◆ DATA EXTRACT
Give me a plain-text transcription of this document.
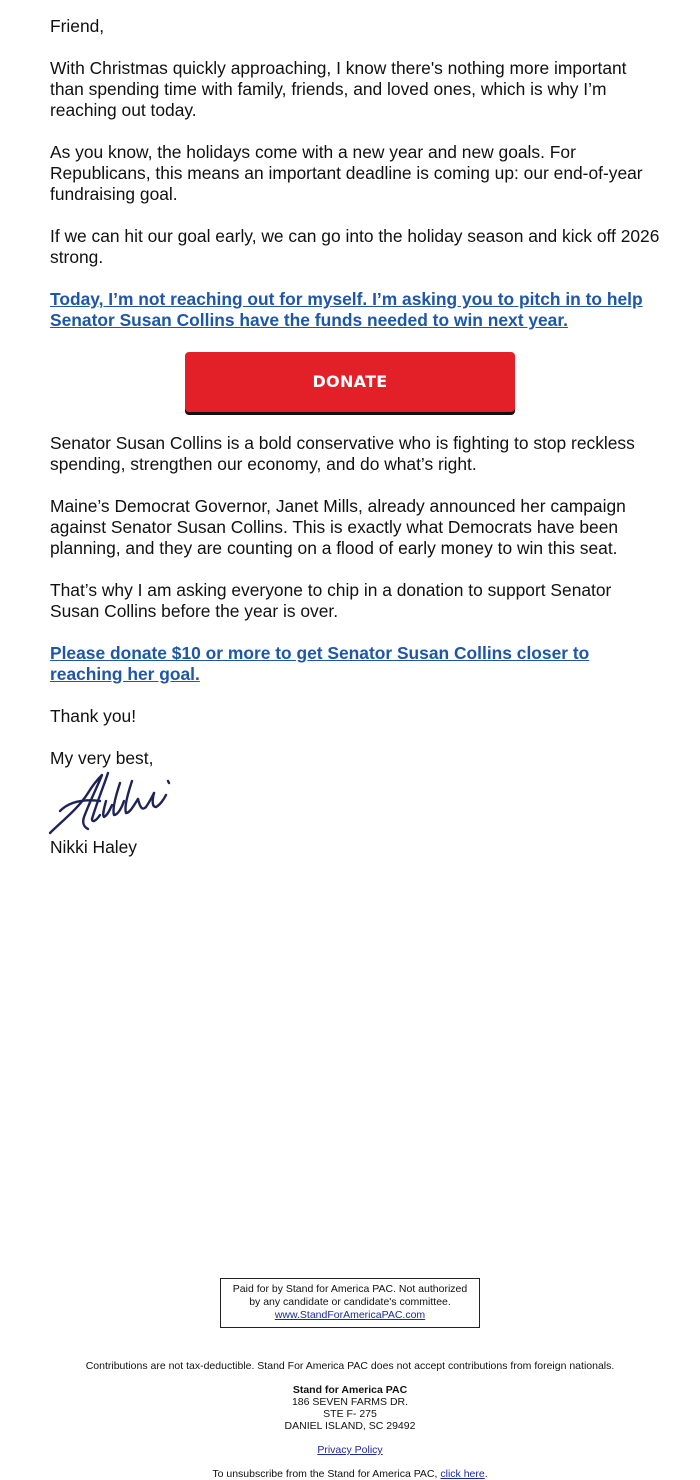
Friend,

With Christmas quickly approaching, I know there's nothing more important than spending time with family, friends, and loved ones, which is why I’m reaching out today.

As you know, the holidays come with a new year and new goals. For Republicans, this means an important deadline is coming up: our end-of-year fundraising goal.

If we can hit our goal early, we can go into the holiday season and kick off 2026 strong.

Today, I’m not reaching out for myself. I’m asking you to pitch in to help Senator Susan Collins have the funds needed to win next year.

DONATE

Senator Susan Collins is a bold conservative who is fighting to stop reckless spending, strengthen our economy, and do what’s right.

Maine’s Democrat Governor, Janet Mills, already announced her campaign against Senator Susan Collins. This is exactly what Democrats have been planning, and they are counting on a flood of early money to win this seat.

That’s why I am asking everyone to chip in a donation to support Senator Susan Collins before the year is over.

Please donate $10 or more to get Senator Susan Collins closer to reaching her goal.

Thank you!

My very best,

Nikki Haley

Paid for by Stand for America PAC. Not authorized
by any candidate or candidate's committee.
www.StandForAmericaPAC.com
Contributions are not tax-deductible. Stand For America PAC does not accept contributions from foreign nationals.
Stand for America PAC
186 SEVEN FARMS DR.
STE F- 275
DANIEL ISLAND, SC 29492
Privacy Policy
To unsubscribe from the Stand for America PAC, click here.
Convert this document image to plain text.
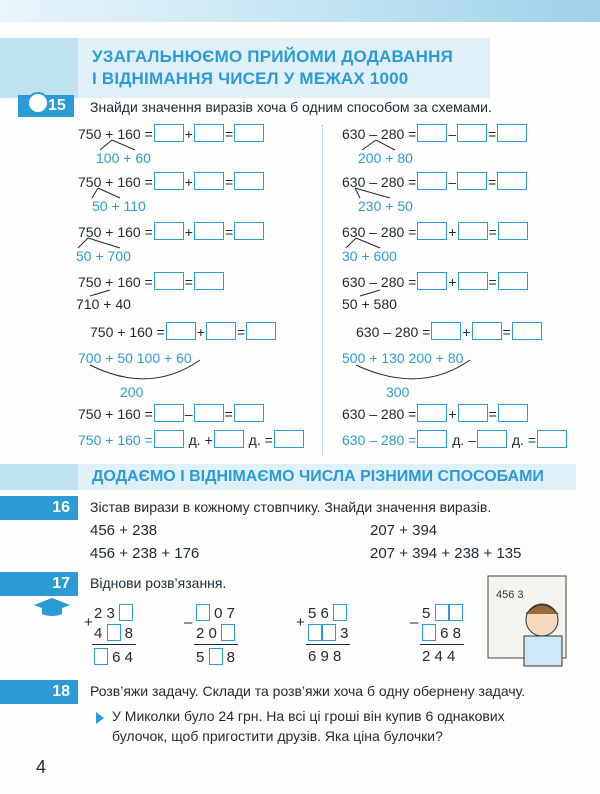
УЗАГАЛЬНЮЄМО ПРИЙОМИ ДОДАВАННЯ
І ВІДНІМАННЯ ЧИСЕЛ У МЕЖАХ 1000
15 Знайди значення виразів хоча б одним способом за схемами.
750 + 160 = + =
100 + 60
750 + 160 = + =
50 + 110
750 + 160 = + =
50 + 700
750 + 160 = =
710 + 40
750 + 160 = + =
700 + 50 100 + 60
200
750 + 160 = – =
750 + 160 = д. + д. =
630 – 280 = – =
200 + 80
630 – 280 = – =
230 + 50
630 – 280 = + =
30 + 600
630 – 280 = + =
50 + 580
630 – 280 = + =
500 + 130 200 + 80
300
630 – 280 = + =
630 – 280 = д. – д. =
ДОДАЄМО І ВІДНІМАЄМО ЧИСЛА РІЗНИМИ СПОСОБАМИ
16	Зістав вирази в кожному стовпчику. Знайди значення виразів.
456 + 238
456 + 238 + 176
207 + 394
207 + 394 + 238 + 135
17	Віднови розв’язання.
2 3
+
4  8
6 4
0 7
–
2 0
5  8
5 6
+
3
6 9 8
5
–
6 8
2 4 4
456 3
18	Розв’яжи задачу. Склади та розв’яжи хоча б одну обернену задачу.
У Миколки було 24 грн. На всі ці гроші він купив 6 однакових
булочок, щоб пригостити друзів. Яка ціна булочки?
4
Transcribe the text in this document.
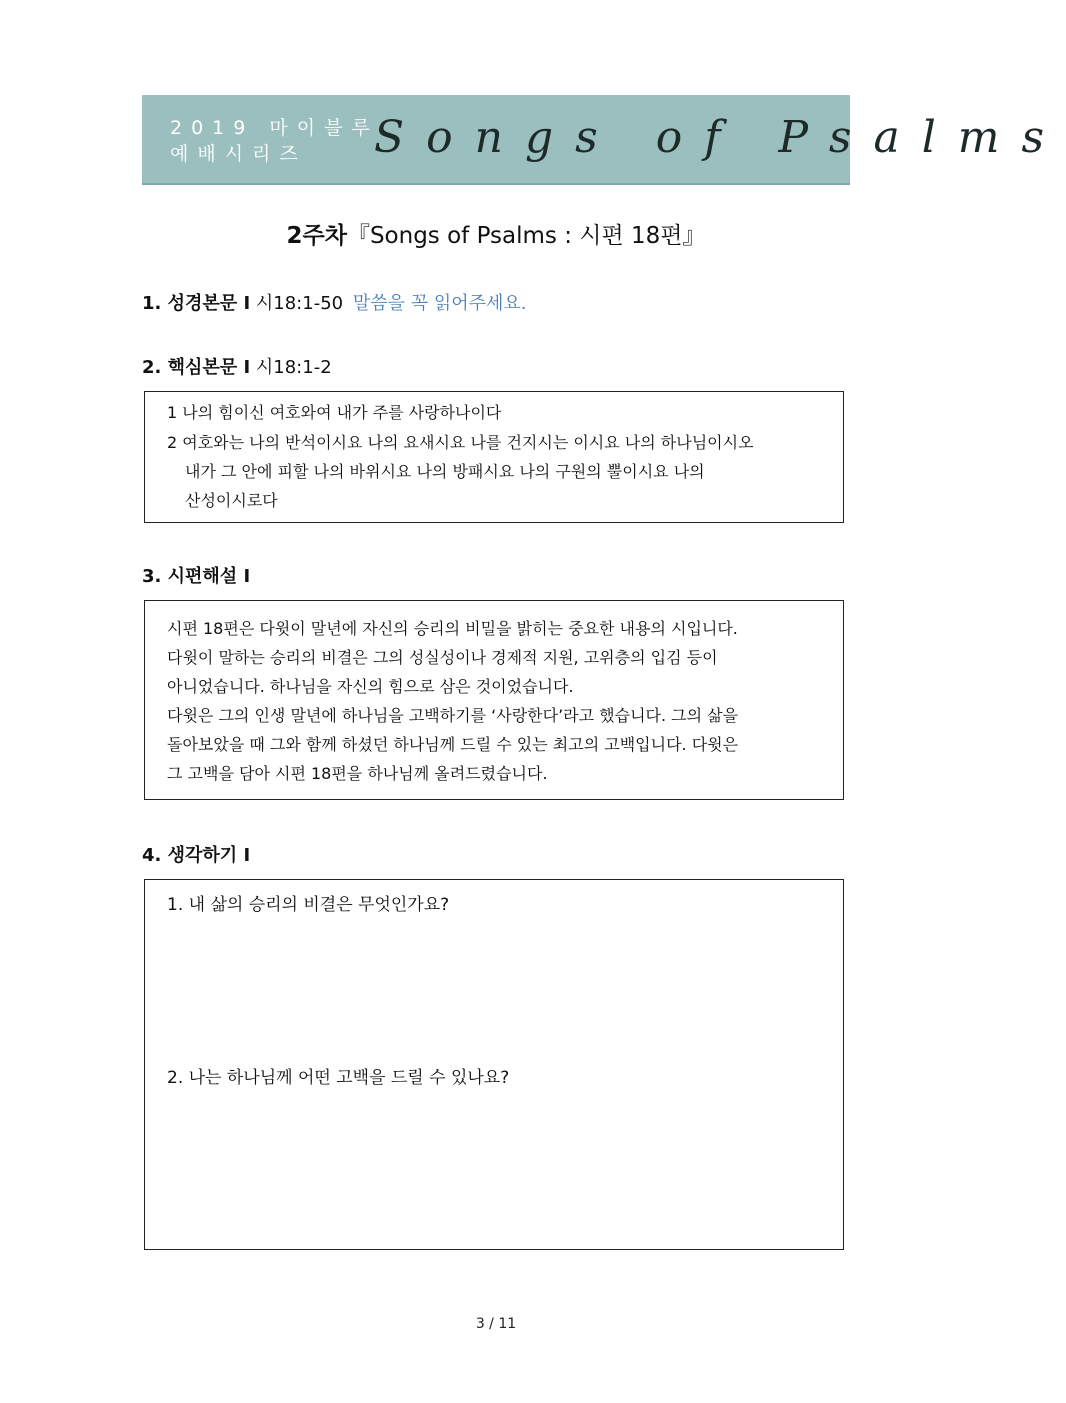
2019 마이블루
예배시리즈	Songs of Psalms
2주차『Songs of Psalms : 시편 18편』
1. 성경본문 I 시18:1-50 말씀을 꼭 읽어주세요.
2. 핵심본문 I 시18:1-2
1 나의 힘이신 여호와여 내가 주를 사랑하나이다
2 여호와는 나의 반석이시요 나의 요새시요 나를 건지시는 이시요 나의 하나님이시오
내가 그 안에 피할 나의 바위시요 나의 방패시요 나의 구원의 뿔이시요 나의
산성이시로다
3. 시편해설 I
시편 18편은 다윗이 말년에 자신의 승리의 비밀을 밝히는 중요한 내용의 시입니다.
다윗이 말하는 승리의 비결은 그의 성실성이나 경제적 지원, 고위층의 입김 등이
아니었습니다. 하나님을 자신의 힘으로 삼은 것이었습니다.
다윗은 그의 인생 말년에 하나님을 고백하기를 ‘사랑한다’라고 했습니다. 그의 삶을
돌아보았을 때 그와 함께 하셨던 하나님께 드릴 수 있는 최고의 고백입니다. 다윗은
그 고백을 담아 시편 18편을 하나님께 올려드렸습니다.
4. 생각하기 I
1. 내 삶의 승리의 비결은 무엇인가요?
2. 나는 하나님께 어떤 고백을 드릴 수 있나요?
3 / 11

◆ WHAT IS ASKED
Output the material word for word, omitting its pictures.

◆ SOLUTION TO THIS EXERCISE
Give me a plain-text transcription of this document.
Friend,

With Christmas quickly approaching, I know there's nothing more important than spending time with family, friends, and loved ones, which is why I’m reaching out today.

As you know, the holidays come with a new year and new goals. For Republicans, this means an important deadline is coming up: our end-of-year fundraising goal.

If we can hit our goal early, we can go into the holiday season and kick off 2026 strong.

Today, I’m not reaching out for myself. I’m asking you to pitch in to help Senator Susan Collins have the funds needed to win next year.

DONATE

Senator Susan Collins is a bold conservative who is fighting to stop reckless spending, strengthen our economy, and do what’s right.

Maine’s Democrat Governor, Janet Mills, already announced her campaign against Senator Susan Collins. This is exactly what Democrats have been planning, and they are counting on a flood of early money to win this seat.

That’s why I am asking everyone to chip in a donation to support Senator Susan Collins before the year is over.

Please donate $10 or more to get Senator Susan Collins closer to reaching her goal.

Thank you!

My very best,

Nikki Haley

Paid for by Stand for America PAC. Not authorized
by any candidate or candidate's committee.
www.StandForAmericaPAC.com
Contributions are not tax-deductible. Stand For America PAC does not accept contributions from foreign nationals.
Stand for America PAC
186 SEVEN FARMS DR.
STE F- 275
DANIEL ISLAND, SC 29492
Privacy Policy
To unsubscribe from the Stand for America PAC, click here.
Convert this document image to plain text.
УЗАГАЛЬНЮЄМО ПРИЙОМИ ДОДАВАННЯ
І ВІДНІМАННЯ ЧИСЕЛ У МЕЖАХ 1000
15 Знайди значення виразів хоча б одним способом за схемами.
750 + 160 = + =
100 + 60
750 + 160 = + =
50 + 110
750 + 160 = + =
50 + 700
750 + 160 = =
710 + 40
750 + 160 = + =
700 + 50 100 + 60
200
750 + 160 = – =
750 + 160 = д. + д. =
630 – 280 = – =
200 + 80
630 – 280 = – =
230 + 50
630 – 280 = + =
30 + 600
630 – 280 = + =
50 + 580
630 – 280 = + =
500 + 130 200 + 80
300
630 – 280 = + =
630 – 280 = д. – д. =
ДОДАЄМО І ВІДНІМАЄМО ЧИСЛА РІЗНИМИ СПОСОБАМИ
16	Зістав вирази в кожному стовпчику. Знайди значення виразів.
456 + 238
456 + 238 + 176
207 + 394
207 + 394 + 238 + 135
17	Віднови розв’язання.
2 3
+
4  8
6 4
0 7
–
2 0
5  8
5 6
+
3
6 9 8
5
–
6 8
2 4 4
456 3
18	Розв’яжи задачу. Склади та розв’яжи хоча б одну обернену задачу.
У Миколки було 24 грн. На всі ці гроші він купив 6 однакових
булочок, щоб пригостити друзів. Яка ціна булочки?
4
Transcribe the text in this document.
2019 마이블루
예배시리즈	Songs of Psalms
2주차『Songs of Psalms : 시편 18편』
1. 성경본문 I 시18:1-50 말씀을 꼭 읽어주세요.
2. 핵심본문 I 시18:1-2
1 나의 힘이신 여호와여 내가 주를 사랑하나이다
2 여호와는 나의 반석이시요 나의 요새시요 나를 건지시는 이시요 나의 하나님이시오
내가 그 안에 피할 나의 바위시요 나의 방패시요 나의 구원의 뿔이시요 나의
산성이시로다
3. 시편해설 I
시편 18편은 다윗이 말년에 자신의 승리의 비밀을 밝히는 중요한 내용의 시입니다.
다윗이 말하는 승리의 비결은 그의 성실성이나 경제적 지원, 고위층의 입김 등이
아니었습니다. 하나님을 자신의 힘으로 삼은 것이었습니다.
다윗은 그의 인생 말년에 하나님을 고백하기를 ‘사랑한다’라고 했습니다. 그의 삶을
돌아보았을 때 그와 함께 하셨던 하나님께 드릴 수 있는 최고의 고백입니다. 다윗은
그 고백을 담아 시편 18편을 하나님께 올려드렸습니다.
4. 생각하기 I
1. 내 삶의 승리의 비결은 무엇인가요?
2. 나는 하나님께 어떤 고백을 드릴 수 있나요?
3 / 11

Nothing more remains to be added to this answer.